───── Records for the exercise

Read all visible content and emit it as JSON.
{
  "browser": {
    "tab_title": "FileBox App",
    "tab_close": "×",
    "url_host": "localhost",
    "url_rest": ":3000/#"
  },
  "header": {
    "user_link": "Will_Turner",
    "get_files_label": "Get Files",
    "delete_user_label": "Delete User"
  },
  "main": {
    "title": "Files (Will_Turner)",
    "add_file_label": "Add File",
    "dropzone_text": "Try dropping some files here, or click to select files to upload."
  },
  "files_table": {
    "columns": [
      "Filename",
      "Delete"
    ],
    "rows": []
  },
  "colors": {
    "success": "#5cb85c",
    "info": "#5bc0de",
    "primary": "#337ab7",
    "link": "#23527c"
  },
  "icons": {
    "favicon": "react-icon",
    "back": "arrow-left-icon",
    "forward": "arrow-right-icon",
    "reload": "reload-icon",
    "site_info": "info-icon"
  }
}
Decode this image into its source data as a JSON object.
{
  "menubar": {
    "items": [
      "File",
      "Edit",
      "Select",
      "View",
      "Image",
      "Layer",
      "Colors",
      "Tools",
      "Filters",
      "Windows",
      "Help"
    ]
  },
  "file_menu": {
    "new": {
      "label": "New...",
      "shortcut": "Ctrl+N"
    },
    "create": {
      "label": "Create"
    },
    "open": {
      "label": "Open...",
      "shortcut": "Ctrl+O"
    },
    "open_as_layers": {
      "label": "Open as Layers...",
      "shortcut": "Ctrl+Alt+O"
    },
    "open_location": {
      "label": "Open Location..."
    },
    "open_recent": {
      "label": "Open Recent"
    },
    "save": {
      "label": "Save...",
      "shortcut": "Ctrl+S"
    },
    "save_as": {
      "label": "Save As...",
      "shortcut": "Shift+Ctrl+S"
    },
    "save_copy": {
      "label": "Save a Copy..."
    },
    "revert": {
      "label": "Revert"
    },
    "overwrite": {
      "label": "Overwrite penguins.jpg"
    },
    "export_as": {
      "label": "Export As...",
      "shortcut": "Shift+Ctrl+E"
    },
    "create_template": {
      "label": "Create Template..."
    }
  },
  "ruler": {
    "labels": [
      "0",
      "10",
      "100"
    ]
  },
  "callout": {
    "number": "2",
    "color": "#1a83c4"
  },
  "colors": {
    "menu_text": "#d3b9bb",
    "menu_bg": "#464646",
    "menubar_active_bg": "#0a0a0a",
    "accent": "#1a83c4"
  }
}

──────────

Read the entries and pick out all lines that include the word "Shift".

- **Final result**:
      "shortcut": "Shift+Ctrl+S"
      "shortcut": "Shift+Ctrl+E"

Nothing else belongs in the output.